# Goal of the exercise
Leaving out every picture, quote the data below exactly as it appears.

[Data records]
= = = = = = =

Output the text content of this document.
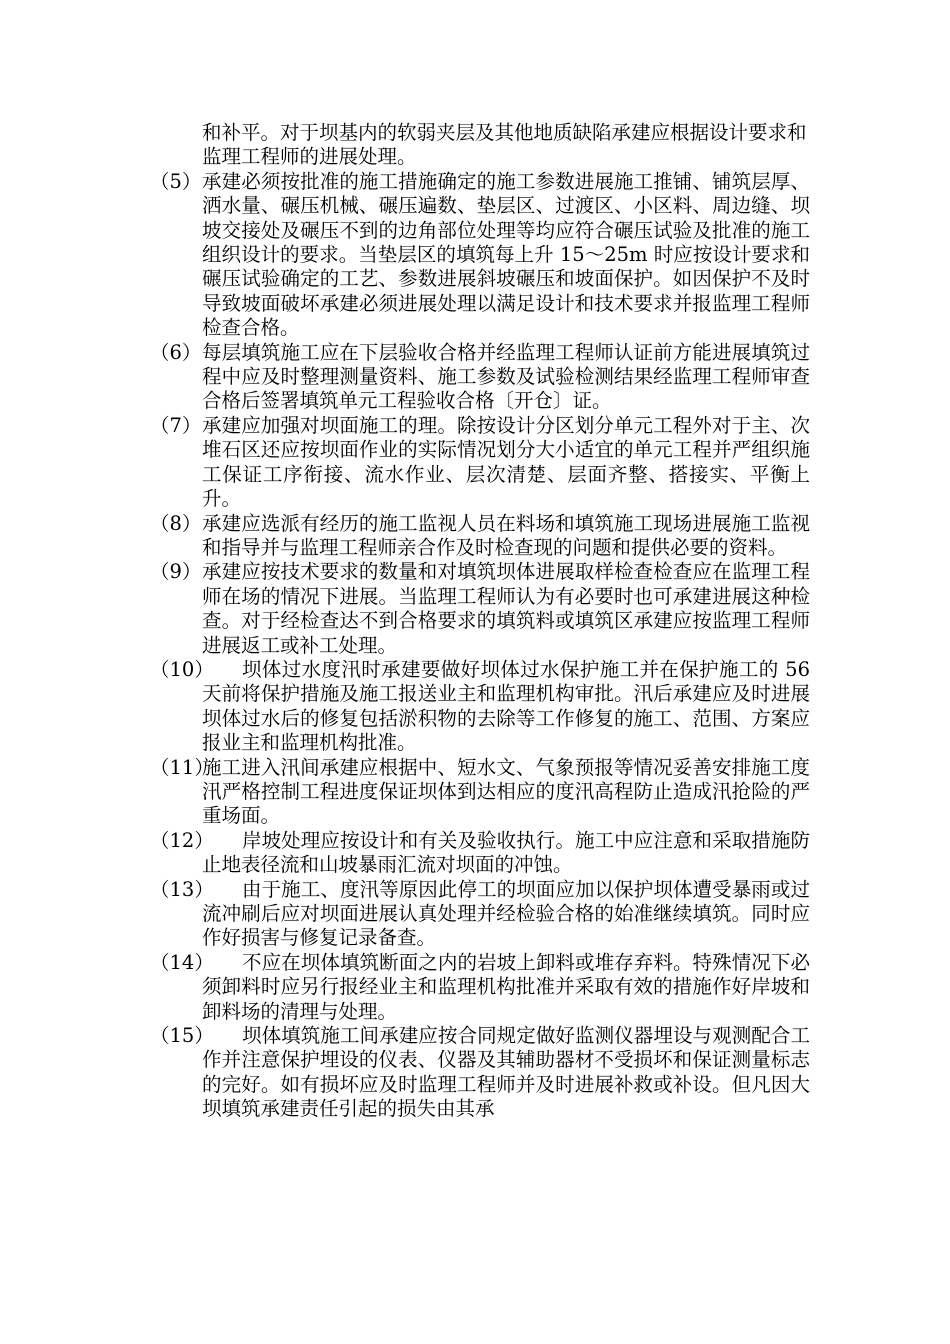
和补平。对于坝基内的软弱夹层及其他地质缺陷承建应根据设计要求和监理工程师的进展处理。

（5） 承建必须按批准的施工措施确定的施工参数进展施工推铺、铺筑层厚、洒水量、碾压机械、碾压遍数、垫层区、过渡区、小区料、周边缝、坝坡交接处及碾压不到的边角部位处理等均应符合碾压试验及批准的施工组织设计的要求。当垫层区的填筑每上升 15～25m 时应按设计要求和碾压试验确定的工艺、参数进展斜坡碾压和坡面保护。如因保护不及时导致坡面破坏承建必须进展处理以满足设计和技术要求并报监理工程师检查合格。
（6） 每层填筑施工应在下层验收合格并经监理工程师认证前方能进展填筑过程中应及时整理测量资料、施工参数及试验检测结果经监理工程师审查合格后签署填筑单元工程验收合格〔开仓〕证。
（7） 承建应加强对坝面施工的理。除按设计分区划分单元工程外对于主、次堆石区还应按坝面作业的实际情况划分大小适宜的单元工程并严组织施工保证工序衔接、流水作业、层次清楚、层面齐整、搭接实、平衡上升。
（8） 承建应选派有经历的施工监视人员在料场和填筑施工现场进展施工监视和指导并与监理工程师亲合作及时检查现的问题和提供必要的资料。
（9） 承建应按技术要求的数量和对填筑坝体进展取样检查检查应在监理工程师在场的情况下进展。当监理工程师认为有必要时也可承建进展这种检查。对于经检查达不到合格要求的填筑料或填筑区承建应按监理工程师进展返工或补工处理。
（10）	坝体过水度汛时承建要做好坝体过水保护施工并在保护施工的 56 天前将保护措施及施工报送业主和监理机构审批。汛后承建应及时进展坝体过水后的修复包括淤积物的去除等工作修复的施工、范围、方案应报业主和监理机构批准。
（11）
施工进入汛间承建应根据中、短水文、气象预报等情况妥善安排施工度汛严格控制工程进度保证坝体到达相应的度汛高程防止造成汛抢险的严重场面。
（12）	岸坡处理应按设计和有关及验收执行。施工中应注意和采取措施防止地表径流和山坡暴雨汇流对坝面的冲蚀。
（13）	由于施工、度汛等原因此停工的坝面应加以保护坝体遭受暴雨或过流冲刷后应对坝面进展认真处理并经检验合格的始准继续填筑。同时应作好损害与修复记录备查。
（14）	不应在坝体填筑断面之内的岩坡上卸料或堆存弃料。特殊情况下必须卸料时应另行报经业主和监理机构批准并采取有效的措施作好岸坡和卸料场的清理与处理。
（15）	坝体填筑施工间承建应按合同规定做好监测仪器埋设与观测配合工作并注意保护埋设的仪表、仪器及其辅助器材不受损坏和保证测量标志的完好。如有损坏应及时监理工程师并及时进展补救或补设。但凡因大坝填筑承建责任引起的损失由其承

= = = = = = =

# Answer in full
Output the text content of this document.
和补平。对于坝基内的软弱夹层及其他地质缺陷承建应根据设计要求和监理工程师的进展处理。

（5） 承建必须按批准的施工措施确定的施工参数进展施工推铺、铺筑层厚、洒水量、碾压机械、碾压遍数、垫层区、过渡区、小区料、周边缝、坝坡交接处及碾压不到的边角部位处理等均应符合碾压试验及批准的施工组织设计的要求。当垫层区的填筑每上升 15～25m 时应按设计要求和碾压试验确定的工艺、参数进展斜坡碾压和坡面保护。如因保护不及时导致坡面破坏承建必须进展处理以满足设计和技术要求并报监理工程师检查合格。
（6） 每层填筑施工应在下层验收合格并经监理工程师认证前方能进展填筑过程中应及时整理测量资料、施工参数及试验检测结果经监理工程师审查合格后签署填筑单元工程验收合格〔开仓〕证。
（7） 承建应加强对坝面施工的理。除按设计分区划分单元工程外对于主、次堆石区还应按坝面作业的实际情况划分大小适宜的单元工程并严组织施工保证工序衔接、流水作业、层次清楚、层面齐整、搭接实、平衡上升。
（8） 承建应选派有经历的施工监视人员在料场和填筑施工现场进展施工监视和指导并与监理工程师亲合作及时检查现的问题和提供必要的资料。
（9） 承建应按技术要求的数量和对填筑坝体进展取样检查检查应在监理工程师在场的情况下进展。当监理工程师认为有必要时也可承建进展这种检查。对于经检查达不到合格要求的填筑料或填筑区承建应按监理工程师进展返工或补工处理。
（10）	坝体过水度汛时承建要做好坝体过水保护施工并在保护施工的 56 天前将保护措施及施工报送业主和监理机构审批。汛后承建应及时进展坝体过水后的修复包括淤积物的去除等工作修复的施工、范围、方案应报业主和监理机构批准。
（11）
施工进入汛间承建应根据中、短水文、气象预报等情况妥善安排施工度汛严格控制工程进度保证坝体到达相应的度汛高程防止造成汛抢险的严重场面。
（12）	岸坡处理应按设计和有关及验收执行。施工中应注意和采取措施防止地表径流和山坡暴雨汇流对坝面的冲蚀。
（13）	由于施工、度汛等原因此停工的坝面应加以保护坝体遭受暴雨或过流冲刷后应对坝面进展认真处理并经检验合格的始准继续填筑。同时应作好损害与修复记录备查。
（14）	不应在坝体填筑断面之内的岩坡上卸料或堆存弃料。特殊情况下必须卸料时应另行报经业主和监理机构批准并采取有效的措施作好岸坡和卸料场的清理与处理。
（15）	坝体填筑施工间承建应按合同规定做好监测仪器埋设与观测配合工作并注意保护埋设的仪表、仪器及其辅助器材不受损坏和保证测量标志的完好。如有损坏应及时监理工程师并及时进展补救或补设。但凡因大坝填筑承建责任引起的损失由其承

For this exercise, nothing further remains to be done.